Without the pictures, copy all the entries below exactly.

Stored entries
──────
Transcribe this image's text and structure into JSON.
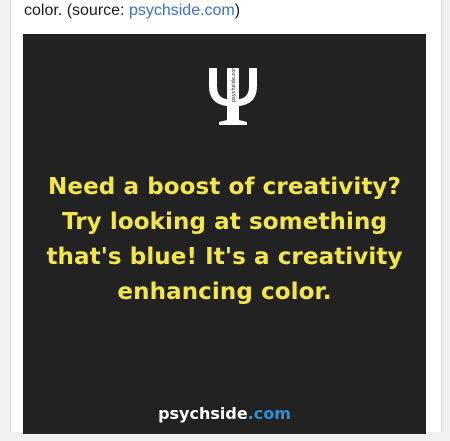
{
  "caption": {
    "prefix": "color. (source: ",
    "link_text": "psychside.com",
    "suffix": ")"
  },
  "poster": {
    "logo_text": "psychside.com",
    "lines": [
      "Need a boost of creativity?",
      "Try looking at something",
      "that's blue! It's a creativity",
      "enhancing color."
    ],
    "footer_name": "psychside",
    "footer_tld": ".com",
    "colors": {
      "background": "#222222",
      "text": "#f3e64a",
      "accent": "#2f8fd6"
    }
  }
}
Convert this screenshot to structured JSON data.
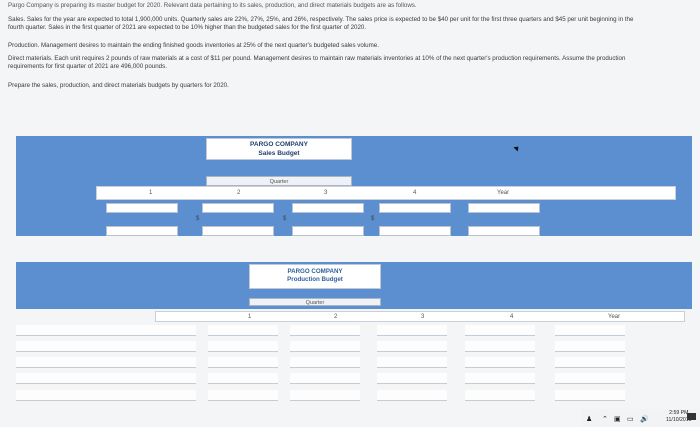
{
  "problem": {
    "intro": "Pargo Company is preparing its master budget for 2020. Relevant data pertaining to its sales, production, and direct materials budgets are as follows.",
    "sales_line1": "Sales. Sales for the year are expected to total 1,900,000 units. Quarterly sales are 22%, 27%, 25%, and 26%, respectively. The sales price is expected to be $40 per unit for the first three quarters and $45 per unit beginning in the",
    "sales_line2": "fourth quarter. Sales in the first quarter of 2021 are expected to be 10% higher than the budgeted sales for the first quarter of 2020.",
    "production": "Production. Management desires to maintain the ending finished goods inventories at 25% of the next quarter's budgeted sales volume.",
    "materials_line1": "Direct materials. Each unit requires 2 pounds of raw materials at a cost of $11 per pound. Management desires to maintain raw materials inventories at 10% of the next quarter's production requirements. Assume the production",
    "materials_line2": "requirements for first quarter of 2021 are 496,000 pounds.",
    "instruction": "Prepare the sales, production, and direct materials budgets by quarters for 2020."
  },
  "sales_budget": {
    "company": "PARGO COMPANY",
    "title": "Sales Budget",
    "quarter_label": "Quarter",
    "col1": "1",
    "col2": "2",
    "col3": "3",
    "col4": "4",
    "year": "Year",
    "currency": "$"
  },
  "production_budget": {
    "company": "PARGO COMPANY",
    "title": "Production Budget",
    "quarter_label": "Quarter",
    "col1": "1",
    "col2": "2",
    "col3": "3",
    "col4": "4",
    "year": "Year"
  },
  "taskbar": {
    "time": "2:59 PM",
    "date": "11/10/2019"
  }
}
──────
→ Exercise response:
Transcribe this image's text and structure into JSON.
{
  "caption": {
    "prefix": "color. (source: ",
    "link_text": "psychside.com",
    "suffix": ")"
  },
  "poster": {
    "logo_text": "psychside.com",
    "lines": [
      "Need a boost of creativity?",
      "Try looking at something",
      "that's blue! It's a creativity",
      "enhancing color."
    ],
    "footer_name": "psychside",
    "footer_tld": ".com",
    "colors": {
      "background": "#222222",
      "text": "#f3e64a",
      "accent": "#2f8fd6"
    }
  }
}
Convert this screenshot to structured JSON data.
{
  "problem": {
    "intro": "Pargo Company is preparing its master budget for 2020. Relevant data pertaining to its sales, production, and direct materials budgets are as follows.",
    "sales_line1": "Sales. Sales for the year are expected to total 1,900,000 units. Quarterly sales are 22%, 27%, 25%, and 26%, respectively. The sales price is expected to be $40 per unit for the first three quarters and $45 per unit beginning in the",
    "sales_line2": "fourth quarter. Sales in the first quarter of 2021 are expected to be 10% higher than the budgeted sales for the first quarter of 2020.",
    "production": "Production. Management desires to maintain the ending finished goods inventories at 25% of the next quarter's budgeted sales volume.",
    "materials_line1": "Direct materials. Each unit requires 2 pounds of raw materials at a cost of $11 per pound. Management desires to maintain raw materials inventories at 10% of the next quarter's production requirements. Assume the production",
    "materials_line2": "requirements for first quarter of 2021 are 496,000 pounds.",
    "instruction": "Prepare the sales, production, and direct materials budgets by quarters for 2020."
  },
  "sales_budget": {
    "company": "PARGO COMPANY",
    "title": "Sales Budget",
    "quarter_label": "Quarter",
    "col1": "1",
    "col2": "2",
    "col3": "3",
    "col4": "4",
    "year": "Year",
    "currency": "$"
  },
  "production_budget": {
    "company": "PARGO COMPANY",
    "title": "Production Budget",
    "quarter_label": "Quarter",
    "col1": "1",
    "col2": "2",
    "col3": "3",
    "col4": "4",
    "year": "Year"
  },
  "taskbar": {
    "time": "2:59 PM",
    "date": "11/10/2019"
  }
}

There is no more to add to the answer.